# [Given exercise]
Retype each line exactly. Skip images.

# [Task data]
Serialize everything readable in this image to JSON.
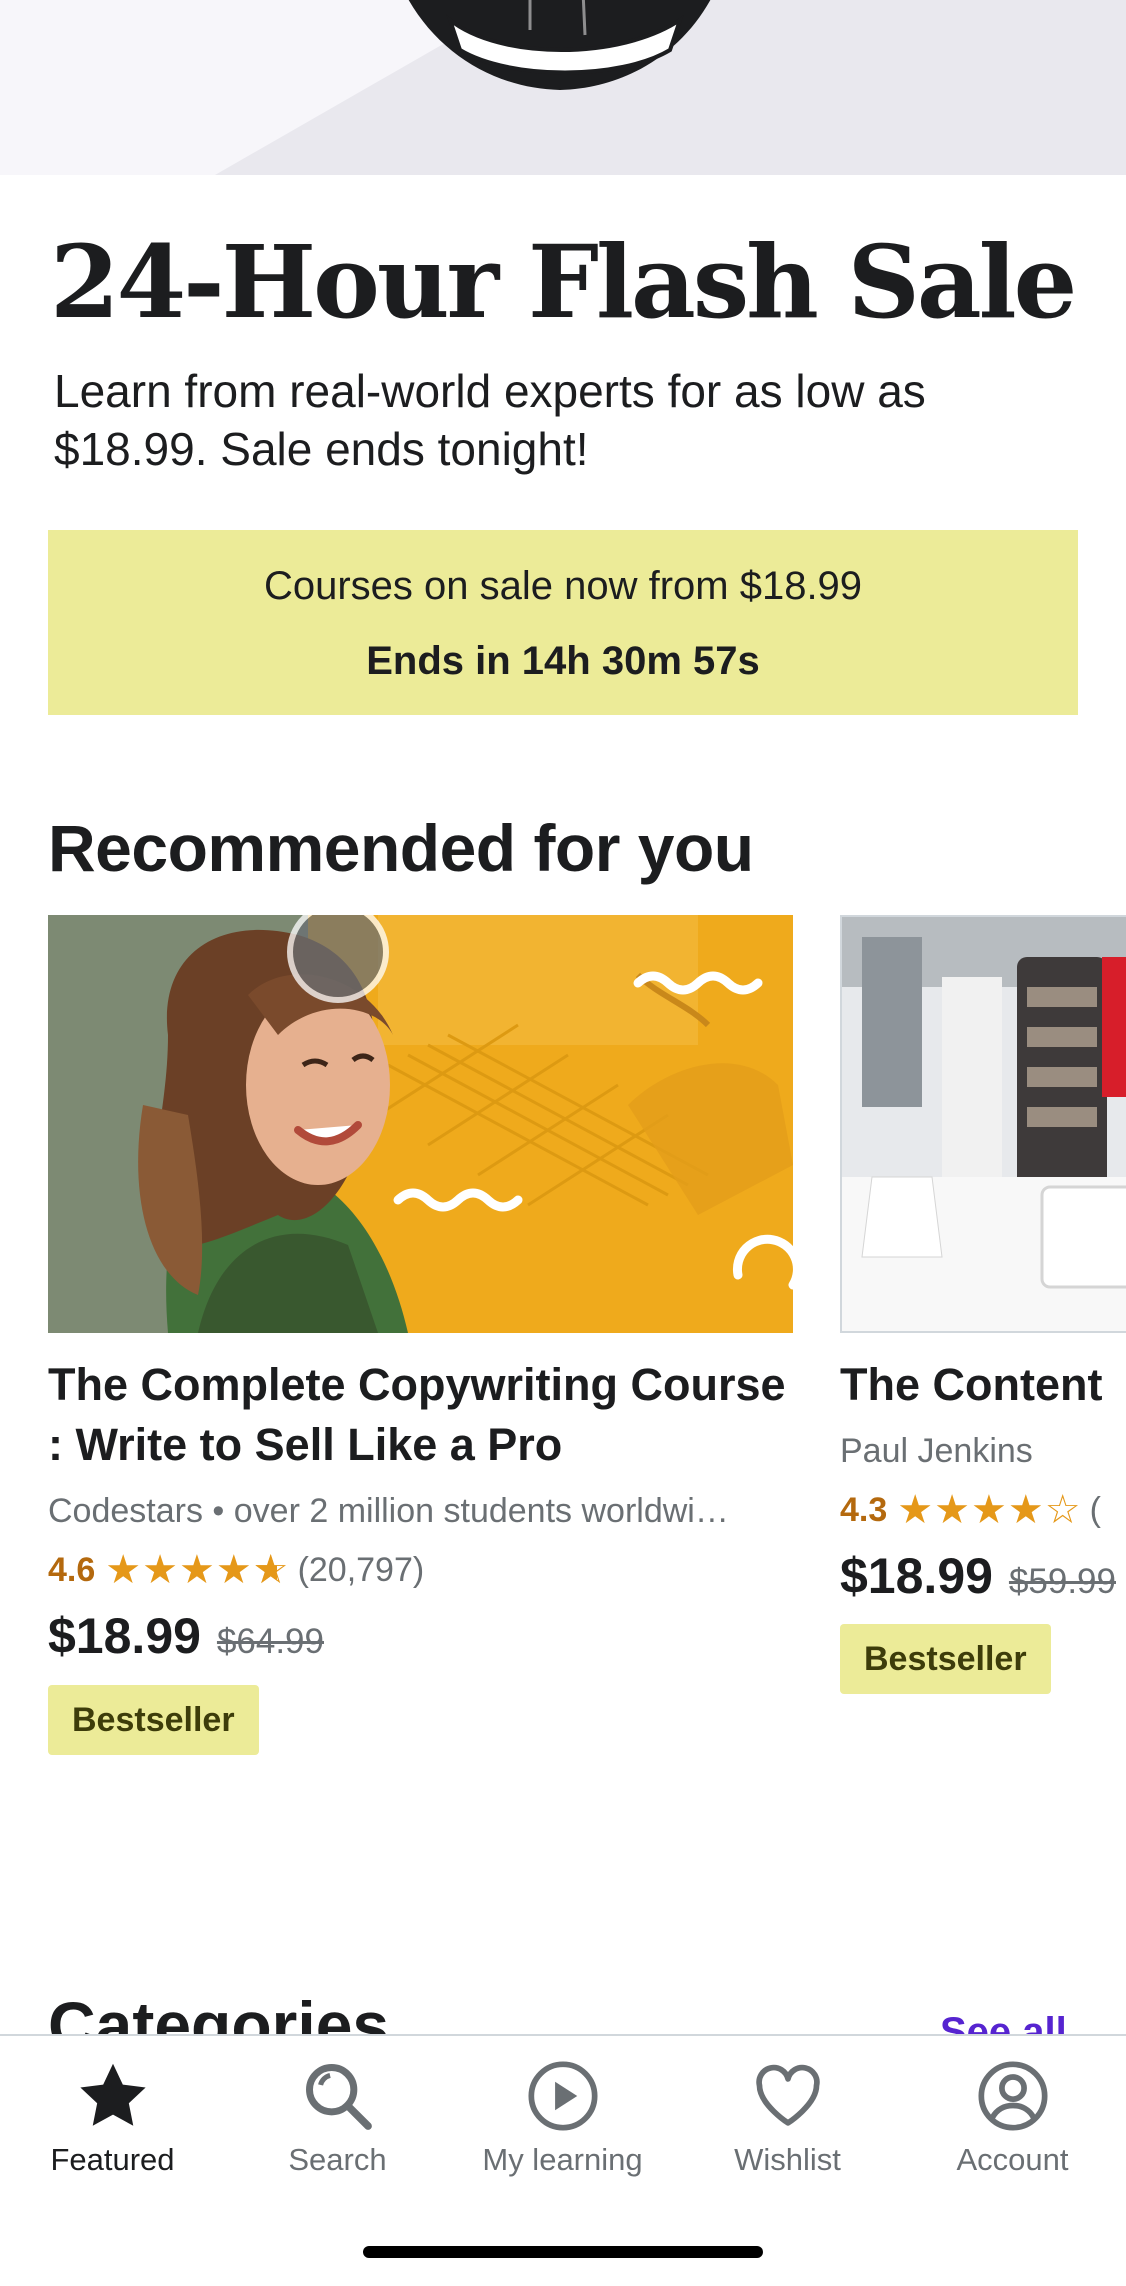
{
  "sale": {
    "title": "24-Hour Flash Sale",
    "subtitle": "Learn from real-world experts for as low as $18.99. Sale ends tonight!",
    "promo_line": "Courses on sale now from $18.99",
    "countdown": "Ends in 14h 30m 57s"
  },
  "recommended": {
    "title": "Recommended for you",
    "courses": [
      {
        "title": "The Complete Copywriting Course : Write to Sell Like a Pro",
        "instructor": "Codestars • over 2 million students worldwi…",
        "rating": "4.6",
        "rating_stars": 4.6,
        "rating_count": "(20,797)",
        "price": "$18.99",
        "original_price": "$64.99",
        "badge": "Bestseller"
      },
      {
        "title": "The Content",
        "instructor": "Paul Jenkins",
        "rating": "4.3",
        "rating_stars": 4.3,
        "rating_count": "(",
        "price": "$18.99",
        "original_price": "$59.99",
        "badge": "Bestseller"
      }
    ]
  },
  "categories": {
    "title": "Categories",
    "see_all": "See all"
  },
  "tabbar": {
    "items": [
      {
        "label": "Featured",
        "icon": "star-icon",
        "active": true
      },
      {
        "label": "Search",
        "icon": "search-icon",
        "active": false
      },
      {
        "label": "My learning",
        "icon": "play-circle-icon",
        "active": false
      },
      {
        "label": "Wishlist",
        "icon": "heart-icon",
        "active": false
      },
      {
        "label": "Account",
        "icon": "account-icon",
        "active": false
      }
    ]
  },
  "colors": {
    "promo_background": "#eceb98",
    "rating": "#b4690e",
    "star": "#e59819",
    "link": "#5624d0"
  }
}
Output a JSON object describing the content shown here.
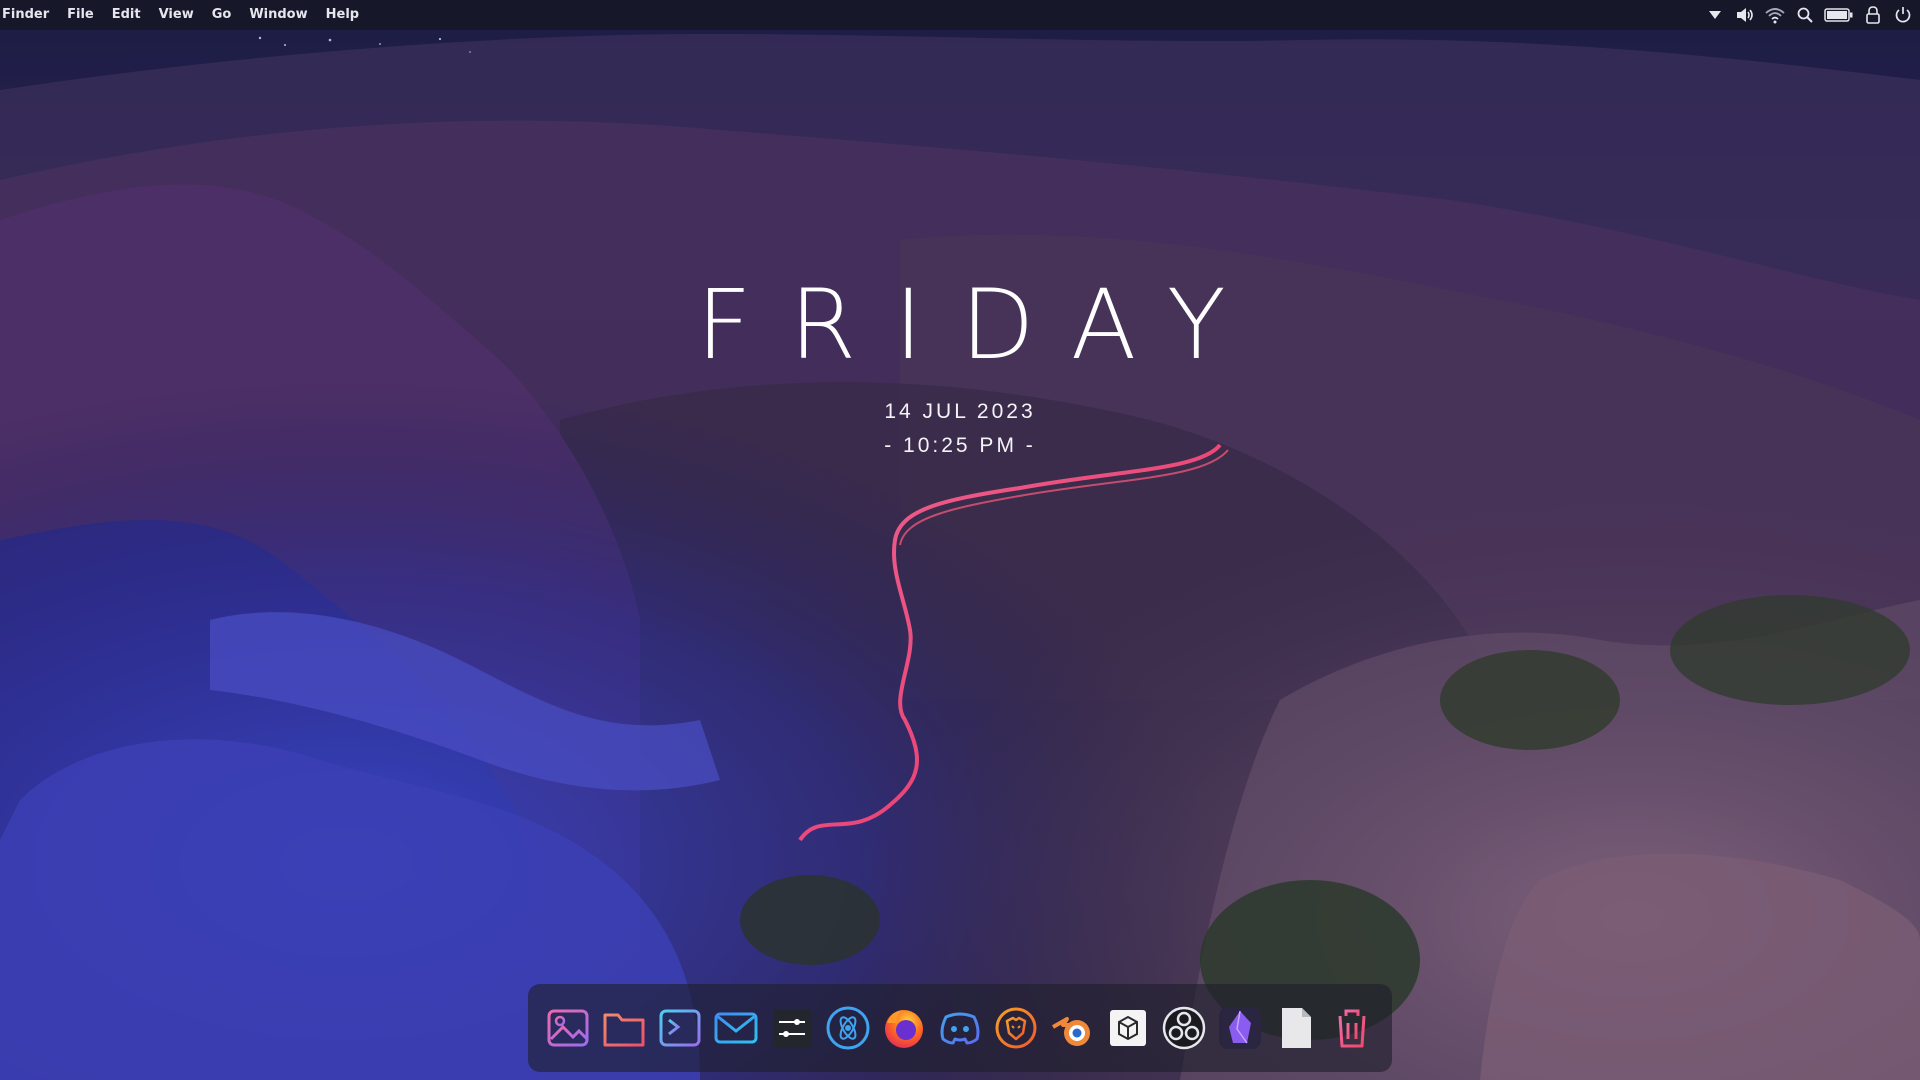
{
  "menubar": {
    "items": [
      "Finder",
      "File",
      "Edit",
      "View",
      "Go",
      "Window",
      "Help"
    ],
    "tray_icons": [
      "dropdown-arrow-icon",
      "volume-icon",
      "wifi-icon",
      "search-icon",
      "battery-icon",
      "lock-icon",
      "power-icon"
    ]
  },
  "clock": {
    "day": "FRIDAY",
    "date": "14 JUL 2023",
    "time": "- 10:25 PM -"
  },
  "dock": {
    "apps": [
      "image-viewer-icon",
      "files-folder-icon",
      "terminal-icon",
      "mail-icon",
      "settings-sliders-icon",
      "atom-circle-icon",
      "firefox-icon",
      "discord-icon",
      "brave-lion-icon",
      "blender-icon",
      "package-box-icon",
      "obs-icon",
      "obsidian-crystal-icon",
      "text-document-icon",
      "trash-icon"
    ]
  },
  "colors": {
    "menubar_bg": "#16172a",
    "accent_pink": "#ee5a9e",
    "accent_orange": "#f0883a",
    "accent_blue": "#3fa3f0"
  }
}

# [Solution to the problem]
Serialize everything readable in this image to JSON.
{
  "sale": {
    "title": "24-Hour Flash Sale",
    "subtitle": "Learn from real-world experts for as low as $18.99. Sale ends tonight!",
    "promo_line": "Courses on sale now from $18.99",
    "countdown": "Ends in 14h 30m 57s"
  },
  "recommended": {
    "title": "Recommended for you",
    "courses": [
      {
        "title": "The Complete Copywriting Course : Write to Sell Like a Pro",
        "instructor": "Codestars • over 2 million students worldwi…",
        "rating": "4.6",
        "rating_stars": 4.6,
        "rating_count": "(20,797)",
        "price": "$18.99",
        "original_price": "$64.99",
        "badge": "Bestseller"
      },
      {
        "title": "The Content",
        "instructor": "Paul Jenkins",
        "rating": "4.3",
        "rating_stars": 4.3,
        "rating_count": "(",
        "price": "$18.99",
        "original_price": "$59.99",
        "badge": "Bestseller"
      }
    ]
  },
  "categories": {
    "title": "Categories",
    "see_all": "See all"
  },
  "tabbar": {
    "items": [
      {
        "label": "Featured",
        "icon": "star-icon",
        "active": true
      },
      {
        "label": "Search",
        "icon": "search-icon",
        "active": false
      },
      {
        "label": "My learning",
        "icon": "play-circle-icon",
        "active": false
      },
      {
        "label": "Wishlist",
        "icon": "heart-icon",
        "active": false
      },
      {
        "label": "Account",
        "icon": "account-icon",
        "active": false
      }
    ]
  },
  "colors": {
    "promo_background": "#eceb98",
    "rating": "#b4690e",
    "star": "#e59819",
    "link": "#5624d0"
  }
}
Output a JSON object describing the content shown here.
{
  "menubar": {
    "items": [
      "Finder",
      "File",
      "Edit",
      "View",
      "Go",
      "Window",
      "Help"
    ],
    "tray_icons": [
      "dropdown-arrow-icon",
      "volume-icon",
      "wifi-icon",
      "search-icon",
      "battery-icon",
      "lock-icon",
      "power-icon"
    ]
  },
  "clock": {
    "day": "FRIDAY",
    "date": "14 JUL 2023",
    "time": "- 10:25 PM -"
  },
  "dock": {
    "apps": [
      "image-viewer-icon",
      "files-folder-icon",
      "terminal-icon",
      "mail-icon",
      "settings-sliders-icon",
      "atom-circle-icon",
      "firefox-icon",
      "discord-icon",
      "brave-lion-icon",
      "blender-icon",
      "package-box-icon",
      "obs-icon",
      "obsidian-crystal-icon",
      "text-document-icon",
      "trash-icon"
    ]
  },
  "colors": {
    "menubar_bg": "#16172a",
    "accent_pink": "#ee5a9e",
    "accent_orange": "#f0883a",
    "accent_blue": "#3fa3f0"
  }
}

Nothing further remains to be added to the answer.